**STORED DATA**

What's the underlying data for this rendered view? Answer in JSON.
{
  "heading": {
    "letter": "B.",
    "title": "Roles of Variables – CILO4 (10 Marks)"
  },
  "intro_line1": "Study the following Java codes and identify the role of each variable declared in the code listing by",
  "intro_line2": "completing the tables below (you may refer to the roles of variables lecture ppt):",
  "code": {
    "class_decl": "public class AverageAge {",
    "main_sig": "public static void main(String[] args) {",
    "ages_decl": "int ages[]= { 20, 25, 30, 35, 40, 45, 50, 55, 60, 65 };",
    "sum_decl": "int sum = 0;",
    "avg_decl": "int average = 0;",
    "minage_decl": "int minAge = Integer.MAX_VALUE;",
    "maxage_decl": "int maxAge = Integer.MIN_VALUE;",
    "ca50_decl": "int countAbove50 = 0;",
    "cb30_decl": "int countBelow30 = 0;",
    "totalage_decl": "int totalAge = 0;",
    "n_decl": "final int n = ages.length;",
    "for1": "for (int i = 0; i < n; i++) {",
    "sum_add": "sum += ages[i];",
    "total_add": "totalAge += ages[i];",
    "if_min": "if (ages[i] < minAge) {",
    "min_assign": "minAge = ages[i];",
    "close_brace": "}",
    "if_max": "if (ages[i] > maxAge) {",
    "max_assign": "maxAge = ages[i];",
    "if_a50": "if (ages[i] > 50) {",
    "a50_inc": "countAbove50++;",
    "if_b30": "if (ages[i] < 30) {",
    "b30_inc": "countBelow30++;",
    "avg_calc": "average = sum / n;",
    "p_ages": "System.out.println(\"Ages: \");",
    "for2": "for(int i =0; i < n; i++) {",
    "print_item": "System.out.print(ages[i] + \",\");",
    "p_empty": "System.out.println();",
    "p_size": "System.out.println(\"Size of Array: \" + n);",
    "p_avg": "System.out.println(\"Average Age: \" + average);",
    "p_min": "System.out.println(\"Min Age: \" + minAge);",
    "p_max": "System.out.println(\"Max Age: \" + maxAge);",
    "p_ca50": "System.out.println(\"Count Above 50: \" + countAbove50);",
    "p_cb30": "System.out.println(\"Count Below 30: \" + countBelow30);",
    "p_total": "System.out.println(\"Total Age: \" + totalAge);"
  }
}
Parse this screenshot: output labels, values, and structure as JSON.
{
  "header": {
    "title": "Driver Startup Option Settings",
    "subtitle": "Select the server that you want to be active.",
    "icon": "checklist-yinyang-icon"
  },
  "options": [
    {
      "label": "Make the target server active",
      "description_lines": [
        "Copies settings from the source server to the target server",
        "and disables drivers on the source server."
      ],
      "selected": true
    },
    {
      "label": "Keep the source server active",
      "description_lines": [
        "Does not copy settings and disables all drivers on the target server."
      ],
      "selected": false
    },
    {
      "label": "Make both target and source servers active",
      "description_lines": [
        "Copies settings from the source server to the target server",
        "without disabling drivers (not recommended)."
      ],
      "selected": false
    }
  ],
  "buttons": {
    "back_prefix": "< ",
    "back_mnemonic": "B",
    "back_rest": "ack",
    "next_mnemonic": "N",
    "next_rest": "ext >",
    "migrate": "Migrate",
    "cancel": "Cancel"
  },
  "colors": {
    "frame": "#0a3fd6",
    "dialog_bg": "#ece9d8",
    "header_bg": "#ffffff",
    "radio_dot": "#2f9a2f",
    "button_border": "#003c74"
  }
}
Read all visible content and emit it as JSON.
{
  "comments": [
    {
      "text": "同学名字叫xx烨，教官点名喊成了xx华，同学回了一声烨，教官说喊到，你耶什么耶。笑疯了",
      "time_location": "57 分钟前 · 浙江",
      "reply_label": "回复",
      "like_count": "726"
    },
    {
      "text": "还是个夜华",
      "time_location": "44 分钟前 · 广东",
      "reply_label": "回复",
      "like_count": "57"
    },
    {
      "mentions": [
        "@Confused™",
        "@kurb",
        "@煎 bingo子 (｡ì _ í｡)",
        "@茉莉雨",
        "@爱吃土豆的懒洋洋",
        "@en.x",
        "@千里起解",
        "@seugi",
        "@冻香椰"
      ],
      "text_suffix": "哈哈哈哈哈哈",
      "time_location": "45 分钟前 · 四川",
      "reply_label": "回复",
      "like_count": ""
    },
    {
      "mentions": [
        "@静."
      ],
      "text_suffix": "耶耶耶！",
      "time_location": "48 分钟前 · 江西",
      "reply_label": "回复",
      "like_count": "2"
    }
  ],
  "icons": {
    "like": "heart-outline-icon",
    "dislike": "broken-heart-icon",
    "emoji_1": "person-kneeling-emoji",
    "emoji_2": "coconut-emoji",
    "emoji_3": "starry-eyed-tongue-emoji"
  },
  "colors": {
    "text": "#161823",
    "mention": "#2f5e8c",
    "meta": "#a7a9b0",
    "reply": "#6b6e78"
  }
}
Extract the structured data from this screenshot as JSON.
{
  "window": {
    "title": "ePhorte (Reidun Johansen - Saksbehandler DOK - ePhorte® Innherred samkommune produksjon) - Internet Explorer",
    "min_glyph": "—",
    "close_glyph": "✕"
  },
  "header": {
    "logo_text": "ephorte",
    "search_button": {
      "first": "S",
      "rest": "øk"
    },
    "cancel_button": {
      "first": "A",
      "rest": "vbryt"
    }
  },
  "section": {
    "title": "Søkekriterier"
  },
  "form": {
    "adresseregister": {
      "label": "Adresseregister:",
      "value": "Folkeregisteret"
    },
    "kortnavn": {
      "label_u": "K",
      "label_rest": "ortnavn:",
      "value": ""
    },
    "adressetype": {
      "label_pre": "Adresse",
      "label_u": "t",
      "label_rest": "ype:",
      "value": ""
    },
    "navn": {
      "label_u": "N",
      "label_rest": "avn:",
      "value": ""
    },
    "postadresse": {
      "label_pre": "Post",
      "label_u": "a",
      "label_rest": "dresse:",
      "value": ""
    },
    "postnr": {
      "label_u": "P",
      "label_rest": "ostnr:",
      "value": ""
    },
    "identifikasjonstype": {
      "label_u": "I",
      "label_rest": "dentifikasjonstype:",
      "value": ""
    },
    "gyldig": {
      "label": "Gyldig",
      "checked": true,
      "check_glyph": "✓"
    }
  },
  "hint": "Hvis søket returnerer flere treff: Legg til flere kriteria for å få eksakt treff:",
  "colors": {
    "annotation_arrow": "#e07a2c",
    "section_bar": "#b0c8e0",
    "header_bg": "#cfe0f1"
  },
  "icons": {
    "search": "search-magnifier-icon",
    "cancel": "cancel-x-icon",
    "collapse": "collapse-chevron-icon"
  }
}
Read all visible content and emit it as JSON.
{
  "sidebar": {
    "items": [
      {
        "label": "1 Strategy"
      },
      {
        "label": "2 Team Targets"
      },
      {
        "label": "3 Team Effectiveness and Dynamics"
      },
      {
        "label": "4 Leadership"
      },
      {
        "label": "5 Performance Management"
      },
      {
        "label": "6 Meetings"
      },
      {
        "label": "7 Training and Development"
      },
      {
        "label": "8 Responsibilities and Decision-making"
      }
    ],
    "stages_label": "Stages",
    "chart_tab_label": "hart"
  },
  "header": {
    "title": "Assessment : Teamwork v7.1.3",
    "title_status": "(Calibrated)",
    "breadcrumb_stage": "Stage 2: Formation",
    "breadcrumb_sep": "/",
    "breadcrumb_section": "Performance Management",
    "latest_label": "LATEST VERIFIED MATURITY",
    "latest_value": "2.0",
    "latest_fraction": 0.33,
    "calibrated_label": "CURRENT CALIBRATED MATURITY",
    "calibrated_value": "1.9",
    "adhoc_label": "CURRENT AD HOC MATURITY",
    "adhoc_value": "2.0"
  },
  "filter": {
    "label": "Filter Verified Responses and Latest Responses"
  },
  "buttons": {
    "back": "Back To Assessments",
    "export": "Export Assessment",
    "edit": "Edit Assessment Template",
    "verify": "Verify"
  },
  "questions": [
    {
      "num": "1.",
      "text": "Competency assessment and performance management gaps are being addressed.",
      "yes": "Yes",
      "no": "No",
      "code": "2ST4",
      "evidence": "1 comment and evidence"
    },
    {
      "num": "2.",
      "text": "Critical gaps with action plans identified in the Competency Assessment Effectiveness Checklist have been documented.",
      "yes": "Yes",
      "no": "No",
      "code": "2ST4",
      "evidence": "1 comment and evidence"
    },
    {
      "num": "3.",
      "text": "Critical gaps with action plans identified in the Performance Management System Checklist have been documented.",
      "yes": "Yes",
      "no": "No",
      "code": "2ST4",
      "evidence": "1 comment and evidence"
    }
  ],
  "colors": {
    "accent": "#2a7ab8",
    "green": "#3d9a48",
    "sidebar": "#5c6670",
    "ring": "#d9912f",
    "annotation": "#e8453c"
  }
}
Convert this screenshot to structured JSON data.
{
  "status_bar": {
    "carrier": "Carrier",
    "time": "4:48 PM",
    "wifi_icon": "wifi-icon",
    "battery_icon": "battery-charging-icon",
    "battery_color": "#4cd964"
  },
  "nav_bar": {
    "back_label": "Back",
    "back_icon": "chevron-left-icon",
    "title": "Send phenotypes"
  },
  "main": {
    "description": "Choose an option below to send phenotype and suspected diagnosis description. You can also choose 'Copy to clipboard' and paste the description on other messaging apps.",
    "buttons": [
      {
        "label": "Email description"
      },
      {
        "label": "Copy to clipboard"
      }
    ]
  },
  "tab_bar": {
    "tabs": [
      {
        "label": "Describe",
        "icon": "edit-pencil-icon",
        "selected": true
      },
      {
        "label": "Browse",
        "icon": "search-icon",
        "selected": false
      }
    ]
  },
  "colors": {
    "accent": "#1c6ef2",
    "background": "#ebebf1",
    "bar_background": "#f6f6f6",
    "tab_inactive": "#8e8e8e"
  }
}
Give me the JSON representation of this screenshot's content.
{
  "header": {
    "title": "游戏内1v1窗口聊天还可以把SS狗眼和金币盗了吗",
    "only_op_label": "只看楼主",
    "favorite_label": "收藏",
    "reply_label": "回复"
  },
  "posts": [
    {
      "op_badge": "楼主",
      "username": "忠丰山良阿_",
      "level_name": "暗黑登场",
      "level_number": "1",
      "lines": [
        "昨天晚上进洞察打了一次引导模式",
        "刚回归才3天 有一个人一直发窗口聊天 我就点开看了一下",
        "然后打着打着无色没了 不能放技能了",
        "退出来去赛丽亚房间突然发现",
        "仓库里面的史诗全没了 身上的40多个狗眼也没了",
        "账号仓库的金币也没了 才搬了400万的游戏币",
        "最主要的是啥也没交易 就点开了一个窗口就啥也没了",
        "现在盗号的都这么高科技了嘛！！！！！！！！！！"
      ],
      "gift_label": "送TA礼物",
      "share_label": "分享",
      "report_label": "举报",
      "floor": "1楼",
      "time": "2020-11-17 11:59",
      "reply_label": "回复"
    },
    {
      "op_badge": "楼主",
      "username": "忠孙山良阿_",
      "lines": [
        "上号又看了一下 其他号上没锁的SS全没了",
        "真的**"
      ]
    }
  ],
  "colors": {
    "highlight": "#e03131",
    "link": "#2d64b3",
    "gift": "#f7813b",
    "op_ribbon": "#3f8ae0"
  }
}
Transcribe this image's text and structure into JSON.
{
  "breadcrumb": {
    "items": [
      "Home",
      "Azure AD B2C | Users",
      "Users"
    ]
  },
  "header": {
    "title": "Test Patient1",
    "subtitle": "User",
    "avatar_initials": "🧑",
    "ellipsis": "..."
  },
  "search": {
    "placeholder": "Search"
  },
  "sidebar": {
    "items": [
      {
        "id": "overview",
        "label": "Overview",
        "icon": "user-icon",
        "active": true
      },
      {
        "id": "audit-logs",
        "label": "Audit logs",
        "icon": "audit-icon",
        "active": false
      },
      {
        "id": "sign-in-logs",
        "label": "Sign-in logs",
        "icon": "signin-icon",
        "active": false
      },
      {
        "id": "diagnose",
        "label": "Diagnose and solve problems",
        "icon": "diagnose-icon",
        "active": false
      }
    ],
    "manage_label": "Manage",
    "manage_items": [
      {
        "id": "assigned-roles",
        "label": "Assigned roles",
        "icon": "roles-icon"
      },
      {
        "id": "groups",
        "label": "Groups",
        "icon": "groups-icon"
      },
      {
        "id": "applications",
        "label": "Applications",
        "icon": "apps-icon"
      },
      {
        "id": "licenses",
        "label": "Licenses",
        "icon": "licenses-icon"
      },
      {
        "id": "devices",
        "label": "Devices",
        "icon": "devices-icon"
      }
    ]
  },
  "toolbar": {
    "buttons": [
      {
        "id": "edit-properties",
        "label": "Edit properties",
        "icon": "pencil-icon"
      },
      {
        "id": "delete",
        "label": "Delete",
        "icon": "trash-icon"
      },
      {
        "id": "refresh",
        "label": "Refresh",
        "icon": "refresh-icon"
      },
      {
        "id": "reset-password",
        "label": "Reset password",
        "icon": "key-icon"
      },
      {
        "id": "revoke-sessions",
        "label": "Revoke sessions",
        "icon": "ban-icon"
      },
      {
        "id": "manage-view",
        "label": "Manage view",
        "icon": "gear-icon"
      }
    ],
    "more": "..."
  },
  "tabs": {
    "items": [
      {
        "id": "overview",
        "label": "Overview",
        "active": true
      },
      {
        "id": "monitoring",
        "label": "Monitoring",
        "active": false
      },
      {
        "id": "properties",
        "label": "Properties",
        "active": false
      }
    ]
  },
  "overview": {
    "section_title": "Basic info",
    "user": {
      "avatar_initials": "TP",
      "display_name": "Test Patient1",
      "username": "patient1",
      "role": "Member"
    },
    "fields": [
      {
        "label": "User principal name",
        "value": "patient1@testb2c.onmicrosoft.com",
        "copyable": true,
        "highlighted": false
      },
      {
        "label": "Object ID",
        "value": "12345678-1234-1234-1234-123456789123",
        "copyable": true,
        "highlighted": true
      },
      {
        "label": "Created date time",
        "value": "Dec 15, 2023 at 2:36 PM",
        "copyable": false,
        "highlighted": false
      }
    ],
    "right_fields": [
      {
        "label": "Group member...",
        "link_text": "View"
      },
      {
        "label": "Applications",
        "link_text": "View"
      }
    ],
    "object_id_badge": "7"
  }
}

**EXERCISE TASK**
Pull out every line of the records that includes the string "Effectiveness".

**SOLUTION TO THE EXERCISE**
        "label": "3 Team Effectiveness and Dynamics"
      "text": "Critical gaps with action plans identified in the Competency Assessment Effectiveness Checklist have been documented.",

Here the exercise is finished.